Dataset rows about figures
════════════════════

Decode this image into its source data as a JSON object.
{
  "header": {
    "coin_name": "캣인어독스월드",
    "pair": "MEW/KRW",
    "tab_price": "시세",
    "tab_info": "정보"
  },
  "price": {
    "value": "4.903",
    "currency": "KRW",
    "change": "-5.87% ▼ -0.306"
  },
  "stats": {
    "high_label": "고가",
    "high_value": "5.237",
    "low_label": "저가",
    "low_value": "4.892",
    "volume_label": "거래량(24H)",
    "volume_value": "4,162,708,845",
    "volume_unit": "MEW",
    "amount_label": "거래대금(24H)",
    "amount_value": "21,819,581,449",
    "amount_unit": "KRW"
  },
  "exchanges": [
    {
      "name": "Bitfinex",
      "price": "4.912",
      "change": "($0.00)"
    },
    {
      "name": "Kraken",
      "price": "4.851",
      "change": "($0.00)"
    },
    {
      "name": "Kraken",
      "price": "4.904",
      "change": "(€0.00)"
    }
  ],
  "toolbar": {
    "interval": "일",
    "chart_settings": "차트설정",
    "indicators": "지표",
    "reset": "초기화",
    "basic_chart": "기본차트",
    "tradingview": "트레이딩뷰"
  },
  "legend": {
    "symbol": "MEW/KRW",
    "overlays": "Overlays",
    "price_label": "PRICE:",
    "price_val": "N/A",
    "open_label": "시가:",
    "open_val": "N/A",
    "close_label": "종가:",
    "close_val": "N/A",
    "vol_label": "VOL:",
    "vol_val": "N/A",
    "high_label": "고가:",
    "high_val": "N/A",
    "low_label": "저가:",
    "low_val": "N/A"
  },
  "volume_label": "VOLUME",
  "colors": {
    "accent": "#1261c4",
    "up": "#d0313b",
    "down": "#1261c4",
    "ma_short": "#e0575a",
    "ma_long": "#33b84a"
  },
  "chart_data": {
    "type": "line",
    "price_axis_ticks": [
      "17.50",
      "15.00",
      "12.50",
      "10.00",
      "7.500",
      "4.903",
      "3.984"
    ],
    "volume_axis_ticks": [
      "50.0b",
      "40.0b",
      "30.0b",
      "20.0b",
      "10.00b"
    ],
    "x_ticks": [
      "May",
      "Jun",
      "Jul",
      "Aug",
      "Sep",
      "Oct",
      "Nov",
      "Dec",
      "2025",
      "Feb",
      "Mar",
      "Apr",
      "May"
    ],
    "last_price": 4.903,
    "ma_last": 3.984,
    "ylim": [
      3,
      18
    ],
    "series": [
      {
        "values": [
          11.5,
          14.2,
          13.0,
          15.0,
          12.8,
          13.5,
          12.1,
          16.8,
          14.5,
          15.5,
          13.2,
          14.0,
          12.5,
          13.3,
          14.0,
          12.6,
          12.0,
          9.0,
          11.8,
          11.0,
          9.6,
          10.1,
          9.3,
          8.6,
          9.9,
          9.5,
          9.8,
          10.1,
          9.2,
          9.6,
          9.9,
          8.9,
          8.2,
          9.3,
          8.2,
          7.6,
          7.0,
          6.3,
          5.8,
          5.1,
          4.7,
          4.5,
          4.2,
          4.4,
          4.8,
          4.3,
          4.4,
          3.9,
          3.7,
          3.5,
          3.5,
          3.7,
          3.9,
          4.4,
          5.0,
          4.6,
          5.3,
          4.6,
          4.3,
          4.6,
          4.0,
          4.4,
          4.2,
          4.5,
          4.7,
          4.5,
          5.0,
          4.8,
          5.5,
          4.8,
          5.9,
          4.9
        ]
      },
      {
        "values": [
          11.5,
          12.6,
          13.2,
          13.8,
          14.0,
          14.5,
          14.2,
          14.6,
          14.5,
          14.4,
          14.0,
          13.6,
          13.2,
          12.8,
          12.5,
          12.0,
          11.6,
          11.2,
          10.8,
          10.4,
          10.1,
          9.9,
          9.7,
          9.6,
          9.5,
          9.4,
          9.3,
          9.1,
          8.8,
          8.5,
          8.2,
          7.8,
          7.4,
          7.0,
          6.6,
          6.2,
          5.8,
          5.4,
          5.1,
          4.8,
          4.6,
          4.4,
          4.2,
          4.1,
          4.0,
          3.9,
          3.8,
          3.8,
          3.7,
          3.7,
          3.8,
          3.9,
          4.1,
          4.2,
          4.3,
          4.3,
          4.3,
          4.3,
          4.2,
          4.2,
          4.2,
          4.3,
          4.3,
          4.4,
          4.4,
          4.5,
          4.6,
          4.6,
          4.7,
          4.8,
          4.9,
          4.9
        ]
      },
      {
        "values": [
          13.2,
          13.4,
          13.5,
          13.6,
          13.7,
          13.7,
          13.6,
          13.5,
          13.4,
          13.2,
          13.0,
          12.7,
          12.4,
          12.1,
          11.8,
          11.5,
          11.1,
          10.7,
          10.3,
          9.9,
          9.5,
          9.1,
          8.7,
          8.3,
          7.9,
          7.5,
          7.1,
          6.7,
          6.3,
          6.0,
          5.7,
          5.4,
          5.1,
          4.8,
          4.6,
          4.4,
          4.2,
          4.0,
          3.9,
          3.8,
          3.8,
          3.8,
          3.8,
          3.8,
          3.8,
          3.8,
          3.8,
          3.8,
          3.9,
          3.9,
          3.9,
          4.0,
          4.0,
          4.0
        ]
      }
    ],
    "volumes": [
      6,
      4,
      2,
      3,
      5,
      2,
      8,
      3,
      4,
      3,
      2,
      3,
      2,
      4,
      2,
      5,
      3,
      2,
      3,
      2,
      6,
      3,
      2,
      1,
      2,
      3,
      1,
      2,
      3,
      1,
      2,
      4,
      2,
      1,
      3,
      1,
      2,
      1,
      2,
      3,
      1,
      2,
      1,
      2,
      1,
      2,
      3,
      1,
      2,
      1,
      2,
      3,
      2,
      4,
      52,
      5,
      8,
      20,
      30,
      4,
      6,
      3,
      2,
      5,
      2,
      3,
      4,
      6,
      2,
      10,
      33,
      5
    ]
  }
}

════════════════════

**Goal of the exercise**
From the listing above, extract all records word for word.

**Full output**
Decode this image into its source data as a JSON object.
{
  "header": {
    "coin_name": "캣인어독스월드",
    "pair": "MEW/KRW",
    "tab_price": "시세",
    "tab_info": "정보"
  },
  "price": {
    "value": "4.903",
    "currency": "KRW",
    "change": "-5.87% ▼ -0.306"
  },
  "stats": {
    "high_label": "고가",
    "high_value": "5.237",
    "low_label": "저가",
    "low_value": "4.892",
    "volume_label": "거래량(24H)",
    "volume_value": "4,162,708,845",
    "volume_unit": "MEW",
    "amount_label": "거래대금(24H)",
    "amount_value": "21,819,581,449",
    "amount_unit": "KRW"
  },
  "exchanges": [
    {
      "name": "Bitfinex",
      "price": "4.912",
      "change": "($0.00)"
    },
    {
      "name": "Kraken",
      "price": "4.851",
      "change": "($0.00)"
    },
    {
      "name": "Kraken",
      "price": "4.904",
      "change": "(€0.00)"
    }
  ],
  "toolbar": {
    "interval": "일",
    "chart_settings": "차트설정",
    "indicators": "지표",
    "reset": "초기화",
    "basic_chart": "기본차트",
    "tradingview": "트레이딩뷰"
  },
  "legend": {
    "symbol": "MEW/KRW",
    "overlays": "Overlays",
    "price_label": "PRICE:",
    "price_val": "N/A",
    "open_label": "시가:",
    "open_val": "N/A",
    "close_label": "종가:",
    "close_val": "N/A",
    "vol_label": "VOL:",
    "vol_val": "N/A",
    "high_label": "고가:",
    "high_val": "N/A",
    "low_label": "저가:",
    "low_val": "N/A"
  },
  "volume_label": "VOLUME",
  "colors": {
    "accent": "#1261c4",
    "up": "#d0313b",
    "down": "#1261c4",
    "ma_short": "#e0575a",
    "ma_long": "#33b84a"
  },
  "chart_data": {
    "type": "line",
    "price_axis_ticks": [
      "17.50",
      "15.00",
      "12.50",
      "10.00",
      "7.500",
      "4.903",
      "3.984"
    ],
    "volume_axis_ticks": [
      "50.0b",
      "40.0b",
      "30.0b",
      "20.0b",
      "10.00b"
    ],
    "x_ticks": [
      "May",
      "Jun",
      "Jul",
      "Aug",
      "Sep",
      "Oct",
      "Nov",
      "Dec",
      "2025",
      "Feb",
      "Mar",
      "Apr",
      "May"
    ],
    "last_price": 4.903,
    "ma_last": 3.984,
    "ylim": [
      3,
      18
    ],
    "series": [
      {
        "values": [
          11.5,
          14.2,
          13.0,
          15.0,
          12.8,
          13.5,
          12.1,
          16.8,
          14.5,
          15.5,
          13.2,
          14.0,
          12.5,
          13.3,
          14.0,
          12.6,
          12.0,
          9.0,
          11.8,
          11.0,
          9.6,
          10.1,
          9.3,
          8.6,
          9.9,
          9.5,
          9.8,
          10.1,
          9.2,
          9.6,
          9.9,
          8.9,
          8.2,
          9.3,
          8.2,
          7.6,
          7.0,
          6.3,
          5.8,
          5.1,
          4.7,
          4.5,
          4.2,
          4.4,
          4.8,
          4.3,
          4.4,
          3.9,
          3.7,
          3.5,
          3.5,
          3.7,
          3.9,
          4.4,
          5.0,
          4.6,
          5.3,
          4.6,
          4.3,
          4.6,
          4.0,
          4.4,
          4.2,
          4.5,
          4.7,
          4.5,
          5.0,
          4.8,
          5.5,
          4.8,
          5.9,
          4.9
        ]
      },
      {
        "values": [
          11.5,
          12.6,
          13.2,
          13.8,
          14.0,
          14.5,
          14.2,
          14.6,
          14.5,
          14.4,
          14.0,
          13.6,
          13.2,
          12.8,
          12.5,
          12.0,
          11.6,
          11.2,
          10.8,
          10.4,
          10.1,
          9.9,
          9.7,
          9.6,
          9.5,
          9.4,
          9.3,
          9.1,
          8.8,
          8.5,
          8.2,
          7.8,
          7.4,
          7.0,
          6.6,
          6.2,
          5.8,
          5.4,
          5.1,
          4.8,
          4.6,
          4.4,
          4.2,
          4.1,
          4.0,
          3.9,
          3.8,
          3.8,
          3.7,
          3.7,
          3.8,
          3.9,
          4.1,
          4.2,
          4.3,
          4.3,
          4.3,
          4.3,
          4.2,
          4.2,
          4.2,
          4.3,
          4.3,
          4.4,
          4.4,
          4.5,
          4.6,
          4.6,
          4.7,
          4.8,
          4.9,
          4.9
        ]
      },
      {
        "values": [
          13.2,
          13.4,
          13.5,
          13.6,
          13.7,
          13.7,
          13.6,
          13.5,
          13.4,
          13.2,
          13.0,
          12.7,
          12.4,
          12.1,
          11.8,
          11.5,
          11.1,
          10.7,
          10.3,
          9.9,
          9.5,
          9.1,
          8.7,
          8.3,
          7.9,
          7.5,
          7.1,
          6.7,
          6.3,
          6.0,
          5.7,
          5.4,
          5.1,
          4.8,
          4.6,
          4.4,
          4.2,
          4.0,
          3.9,
          3.8,
          3.8,
          3.8,
          3.8,
          3.8,
          3.8,
          3.8,
          3.8,
          3.8,
          3.9,
          3.9,
          3.9,
          4.0,
          4.0,
          4.0
        ]
      }
    ],
    "volumes": [
      6,
      4,
      2,
      3,
      5,
      2,
      8,
      3,
      4,
      3,
      2,
      3,
      2,
      4,
      2,
      5,
      3,
      2,
      3,
      2,
      6,
      3,
      2,
      1,
      2,
      3,
      1,
      2,
      3,
      1,
      2,
      4,
      2,
      1,
      3,
      1,
      2,
      1,
      2,
      3,
      1,
      2,
      1,
      2,
      1,
      2,
      3,
      1,
      2,
      1,
      2,
      3,
      2,
      4,
      52,
      5,
      8,
      20,
      30,
      4,
      6,
      3,
      2,
      5,
      2,
      3,
      4,
      6,
      2,
      10,
      33,
      5
    ]
  }
}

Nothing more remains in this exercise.